■ Goal of the exercise ■
Records follow. Select each line holding "скидкой".

Extracted records:
— BEGIN —

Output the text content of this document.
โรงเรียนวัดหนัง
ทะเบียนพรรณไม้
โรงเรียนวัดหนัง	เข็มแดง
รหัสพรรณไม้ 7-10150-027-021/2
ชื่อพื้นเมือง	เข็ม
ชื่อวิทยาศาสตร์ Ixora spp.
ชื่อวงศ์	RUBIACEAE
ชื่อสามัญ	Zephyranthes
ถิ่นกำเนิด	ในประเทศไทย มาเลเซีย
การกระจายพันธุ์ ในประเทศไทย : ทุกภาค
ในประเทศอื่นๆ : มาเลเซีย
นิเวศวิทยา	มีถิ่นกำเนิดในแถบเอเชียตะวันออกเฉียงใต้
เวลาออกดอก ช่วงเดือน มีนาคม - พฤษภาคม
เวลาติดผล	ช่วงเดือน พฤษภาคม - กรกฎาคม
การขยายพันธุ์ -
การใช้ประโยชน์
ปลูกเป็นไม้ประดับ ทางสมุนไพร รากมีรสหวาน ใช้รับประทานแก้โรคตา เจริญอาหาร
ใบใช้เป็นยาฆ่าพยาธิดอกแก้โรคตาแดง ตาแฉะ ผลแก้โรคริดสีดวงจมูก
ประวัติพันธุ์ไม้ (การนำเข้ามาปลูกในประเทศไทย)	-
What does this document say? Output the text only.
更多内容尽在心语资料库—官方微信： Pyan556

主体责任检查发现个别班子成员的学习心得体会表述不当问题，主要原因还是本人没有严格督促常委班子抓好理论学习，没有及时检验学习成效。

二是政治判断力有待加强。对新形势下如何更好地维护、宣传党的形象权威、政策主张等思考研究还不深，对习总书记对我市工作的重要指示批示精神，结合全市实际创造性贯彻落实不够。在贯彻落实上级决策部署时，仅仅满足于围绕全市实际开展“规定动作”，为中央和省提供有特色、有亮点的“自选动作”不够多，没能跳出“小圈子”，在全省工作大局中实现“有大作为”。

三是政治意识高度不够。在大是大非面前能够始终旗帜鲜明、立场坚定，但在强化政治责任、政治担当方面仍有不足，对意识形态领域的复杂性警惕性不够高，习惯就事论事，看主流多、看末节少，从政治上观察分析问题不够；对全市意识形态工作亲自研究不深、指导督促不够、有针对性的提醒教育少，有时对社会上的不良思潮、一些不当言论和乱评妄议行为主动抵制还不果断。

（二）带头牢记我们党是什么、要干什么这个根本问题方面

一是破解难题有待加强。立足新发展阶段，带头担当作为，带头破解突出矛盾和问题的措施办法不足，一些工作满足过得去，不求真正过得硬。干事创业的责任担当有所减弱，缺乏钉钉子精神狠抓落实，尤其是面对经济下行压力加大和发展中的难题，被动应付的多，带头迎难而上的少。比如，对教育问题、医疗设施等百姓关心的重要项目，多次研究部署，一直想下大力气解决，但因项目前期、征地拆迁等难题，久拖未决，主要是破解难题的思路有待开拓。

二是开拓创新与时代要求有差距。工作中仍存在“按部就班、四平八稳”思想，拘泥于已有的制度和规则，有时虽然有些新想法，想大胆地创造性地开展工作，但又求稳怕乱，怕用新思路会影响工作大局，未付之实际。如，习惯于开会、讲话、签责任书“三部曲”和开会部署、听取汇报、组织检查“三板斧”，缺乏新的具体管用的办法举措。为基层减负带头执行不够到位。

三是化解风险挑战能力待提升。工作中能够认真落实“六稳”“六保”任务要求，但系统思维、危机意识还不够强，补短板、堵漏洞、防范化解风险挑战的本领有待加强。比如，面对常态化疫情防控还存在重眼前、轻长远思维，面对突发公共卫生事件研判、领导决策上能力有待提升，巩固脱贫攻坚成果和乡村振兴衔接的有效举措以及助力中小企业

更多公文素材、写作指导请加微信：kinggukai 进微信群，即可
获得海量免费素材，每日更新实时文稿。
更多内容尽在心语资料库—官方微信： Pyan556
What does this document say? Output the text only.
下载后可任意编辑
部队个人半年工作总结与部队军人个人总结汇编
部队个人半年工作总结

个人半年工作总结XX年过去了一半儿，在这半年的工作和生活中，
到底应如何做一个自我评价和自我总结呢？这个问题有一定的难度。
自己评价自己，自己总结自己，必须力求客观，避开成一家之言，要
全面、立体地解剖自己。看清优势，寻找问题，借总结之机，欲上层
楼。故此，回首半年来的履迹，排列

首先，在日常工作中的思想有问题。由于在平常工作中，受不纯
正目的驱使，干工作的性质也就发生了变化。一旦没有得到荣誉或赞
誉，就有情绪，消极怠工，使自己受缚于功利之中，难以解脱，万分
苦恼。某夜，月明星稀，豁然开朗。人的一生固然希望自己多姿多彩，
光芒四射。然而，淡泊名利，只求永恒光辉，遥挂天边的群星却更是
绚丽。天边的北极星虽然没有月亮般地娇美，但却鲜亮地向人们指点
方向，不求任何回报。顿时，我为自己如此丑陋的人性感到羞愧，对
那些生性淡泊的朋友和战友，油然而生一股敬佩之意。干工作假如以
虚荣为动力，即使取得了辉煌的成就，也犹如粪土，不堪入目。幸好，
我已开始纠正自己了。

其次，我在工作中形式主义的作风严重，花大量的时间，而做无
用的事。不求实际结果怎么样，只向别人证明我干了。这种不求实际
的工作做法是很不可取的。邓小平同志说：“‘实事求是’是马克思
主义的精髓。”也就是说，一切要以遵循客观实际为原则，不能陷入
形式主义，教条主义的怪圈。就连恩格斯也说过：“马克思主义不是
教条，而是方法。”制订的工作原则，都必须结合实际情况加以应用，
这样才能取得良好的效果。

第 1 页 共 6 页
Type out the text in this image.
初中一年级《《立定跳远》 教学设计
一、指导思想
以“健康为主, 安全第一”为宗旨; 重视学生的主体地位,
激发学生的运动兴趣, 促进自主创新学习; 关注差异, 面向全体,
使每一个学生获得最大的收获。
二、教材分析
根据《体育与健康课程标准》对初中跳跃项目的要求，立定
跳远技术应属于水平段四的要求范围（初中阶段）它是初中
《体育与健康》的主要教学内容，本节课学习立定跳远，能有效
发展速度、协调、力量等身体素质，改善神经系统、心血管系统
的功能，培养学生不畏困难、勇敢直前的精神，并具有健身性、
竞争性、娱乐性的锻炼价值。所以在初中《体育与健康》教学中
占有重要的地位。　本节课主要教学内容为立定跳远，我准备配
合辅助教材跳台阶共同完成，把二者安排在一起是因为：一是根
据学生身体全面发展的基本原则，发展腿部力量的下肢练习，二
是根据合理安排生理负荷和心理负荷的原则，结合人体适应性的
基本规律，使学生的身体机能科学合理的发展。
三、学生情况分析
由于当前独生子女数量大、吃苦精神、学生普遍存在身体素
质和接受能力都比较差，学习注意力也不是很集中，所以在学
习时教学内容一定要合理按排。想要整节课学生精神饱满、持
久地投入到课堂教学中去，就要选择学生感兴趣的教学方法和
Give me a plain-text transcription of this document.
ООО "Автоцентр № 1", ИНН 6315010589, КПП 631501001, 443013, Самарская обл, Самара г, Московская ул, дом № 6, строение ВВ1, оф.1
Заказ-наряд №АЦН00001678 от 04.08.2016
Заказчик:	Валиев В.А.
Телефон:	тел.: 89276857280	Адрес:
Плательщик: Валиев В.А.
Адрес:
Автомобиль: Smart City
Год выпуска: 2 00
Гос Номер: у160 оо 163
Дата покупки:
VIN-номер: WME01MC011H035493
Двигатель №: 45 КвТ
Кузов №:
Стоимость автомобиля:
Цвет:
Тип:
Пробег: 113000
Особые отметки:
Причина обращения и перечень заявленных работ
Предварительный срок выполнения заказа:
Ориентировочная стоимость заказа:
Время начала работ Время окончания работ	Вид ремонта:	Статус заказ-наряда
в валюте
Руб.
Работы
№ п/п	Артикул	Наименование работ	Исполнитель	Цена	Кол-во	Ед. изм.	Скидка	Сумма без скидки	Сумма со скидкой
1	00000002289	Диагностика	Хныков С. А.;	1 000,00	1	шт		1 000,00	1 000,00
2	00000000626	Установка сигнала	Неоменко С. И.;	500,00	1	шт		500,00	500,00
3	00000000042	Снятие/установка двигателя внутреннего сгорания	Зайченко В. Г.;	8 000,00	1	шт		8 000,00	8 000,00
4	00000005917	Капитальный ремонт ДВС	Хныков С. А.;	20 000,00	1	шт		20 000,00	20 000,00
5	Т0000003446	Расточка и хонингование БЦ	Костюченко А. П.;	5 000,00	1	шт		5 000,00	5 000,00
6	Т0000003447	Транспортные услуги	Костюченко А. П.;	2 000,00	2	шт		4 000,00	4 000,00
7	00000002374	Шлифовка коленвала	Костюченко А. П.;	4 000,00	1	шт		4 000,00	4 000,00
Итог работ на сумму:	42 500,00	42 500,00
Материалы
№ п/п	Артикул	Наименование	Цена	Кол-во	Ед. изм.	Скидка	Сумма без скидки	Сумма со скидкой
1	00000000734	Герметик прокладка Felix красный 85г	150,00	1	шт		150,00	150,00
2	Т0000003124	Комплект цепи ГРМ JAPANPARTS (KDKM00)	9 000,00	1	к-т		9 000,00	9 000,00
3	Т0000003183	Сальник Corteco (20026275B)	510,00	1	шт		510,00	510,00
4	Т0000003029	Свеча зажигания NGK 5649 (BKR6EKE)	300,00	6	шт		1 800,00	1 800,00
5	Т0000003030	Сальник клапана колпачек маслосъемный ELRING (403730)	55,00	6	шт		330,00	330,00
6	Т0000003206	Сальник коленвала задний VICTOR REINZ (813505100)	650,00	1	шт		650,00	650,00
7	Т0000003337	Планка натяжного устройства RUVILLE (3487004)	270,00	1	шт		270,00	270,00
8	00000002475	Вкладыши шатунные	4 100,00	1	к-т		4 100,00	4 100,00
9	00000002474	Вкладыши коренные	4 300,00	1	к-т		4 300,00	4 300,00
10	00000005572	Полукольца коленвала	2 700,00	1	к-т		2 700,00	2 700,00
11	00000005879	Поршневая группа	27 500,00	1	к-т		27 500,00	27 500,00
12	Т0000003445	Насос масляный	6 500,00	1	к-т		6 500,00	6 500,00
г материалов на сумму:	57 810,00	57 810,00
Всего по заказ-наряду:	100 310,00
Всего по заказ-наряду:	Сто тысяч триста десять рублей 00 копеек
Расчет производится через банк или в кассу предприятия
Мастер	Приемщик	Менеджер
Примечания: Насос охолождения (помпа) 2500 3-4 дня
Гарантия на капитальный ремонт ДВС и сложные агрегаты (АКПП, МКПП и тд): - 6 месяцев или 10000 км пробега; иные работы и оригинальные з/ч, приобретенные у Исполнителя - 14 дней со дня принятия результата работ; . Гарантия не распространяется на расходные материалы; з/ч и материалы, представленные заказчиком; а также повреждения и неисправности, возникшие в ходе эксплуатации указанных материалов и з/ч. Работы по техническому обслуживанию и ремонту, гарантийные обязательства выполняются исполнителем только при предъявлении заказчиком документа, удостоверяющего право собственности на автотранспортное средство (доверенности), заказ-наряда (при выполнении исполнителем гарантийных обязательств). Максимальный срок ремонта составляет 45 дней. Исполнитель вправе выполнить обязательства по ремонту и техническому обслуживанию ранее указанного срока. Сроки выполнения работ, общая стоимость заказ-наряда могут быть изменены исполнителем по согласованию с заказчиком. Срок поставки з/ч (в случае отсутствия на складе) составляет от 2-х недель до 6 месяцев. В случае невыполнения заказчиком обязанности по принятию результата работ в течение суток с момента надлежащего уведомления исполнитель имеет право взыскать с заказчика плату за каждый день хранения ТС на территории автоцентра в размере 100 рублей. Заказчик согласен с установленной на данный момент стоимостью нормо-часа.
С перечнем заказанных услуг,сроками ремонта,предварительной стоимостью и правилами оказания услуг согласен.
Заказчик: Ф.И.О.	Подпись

— END —

■ Task solution ■
№ п/п	Артикул	Наименование работ	Исполнитель	Цена	Кол-во	Ед. изм.	Скидка	Сумма без скидки	Сумма со скидкой
№ п/п	Артикул	Наименование	Цена	Кол-во	Ед. изм.	Скидка	Сумма без скидки	Сумма со скидкой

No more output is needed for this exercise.